Task to complete: Repeat the records below exactly, leaving out any pictures.

Given information:
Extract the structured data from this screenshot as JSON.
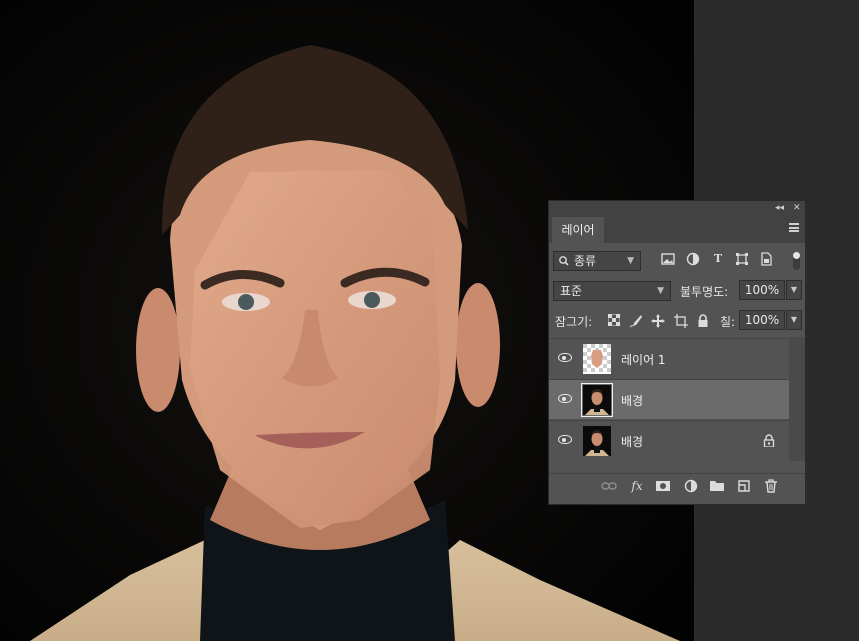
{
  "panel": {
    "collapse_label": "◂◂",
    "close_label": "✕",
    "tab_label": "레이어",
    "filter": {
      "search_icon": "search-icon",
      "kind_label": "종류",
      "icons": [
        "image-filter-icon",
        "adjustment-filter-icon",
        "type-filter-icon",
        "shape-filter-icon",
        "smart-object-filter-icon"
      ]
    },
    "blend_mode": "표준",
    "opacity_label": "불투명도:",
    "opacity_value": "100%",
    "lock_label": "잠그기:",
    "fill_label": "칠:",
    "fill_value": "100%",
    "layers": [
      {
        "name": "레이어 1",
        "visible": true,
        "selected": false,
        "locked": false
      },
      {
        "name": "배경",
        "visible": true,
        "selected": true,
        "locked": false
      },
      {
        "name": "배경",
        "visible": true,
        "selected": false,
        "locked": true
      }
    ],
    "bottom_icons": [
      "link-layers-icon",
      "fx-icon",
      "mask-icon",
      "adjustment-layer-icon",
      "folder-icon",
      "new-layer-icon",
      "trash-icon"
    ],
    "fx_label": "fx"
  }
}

Task answer:
Extract the structured data from this screenshot as JSON.
{
  "panel": {
    "collapse_label": "◂◂",
    "close_label": "✕",
    "tab_label": "레이어",
    "filter": {
      "search_icon": "search-icon",
      "kind_label": "종류",
      "icons": [
        "image-filter-icon",
        "adjustment-filter-icon",
        "type-filter-icon",
        "shape-filter-icon",
        "smart-object-filter-icon"
      ]
    },
    "blend_mode": "표준",
    "opacity_label": "불투명도:",
    "opacity_value": "100%",
    "lock_label": "잠그기:",
    "fill_label": "칠:",
    "fill_value": "100%",
    "layers": [
      {
        "name": "레이어 1",
        "visible": true,
        "selected": false,
        "locked": false
      },
      {
        "name": "배경",
        "visible": true,
        "selected": true,
        "locked": false
      },
      {
        "name": "배경",
        "visible": true,
        "selected": false,
        "locked": true
      }
    ],
    "bottom_icons": [
      "link-layers-icon",
      "fx-icon",
      "mask-icon",
      "adjustment-layer-icon",
      "folder-icon",
      "new-layer-icon",
      "trash-icon"
    ],
    "fx_label": "fx"
  }
}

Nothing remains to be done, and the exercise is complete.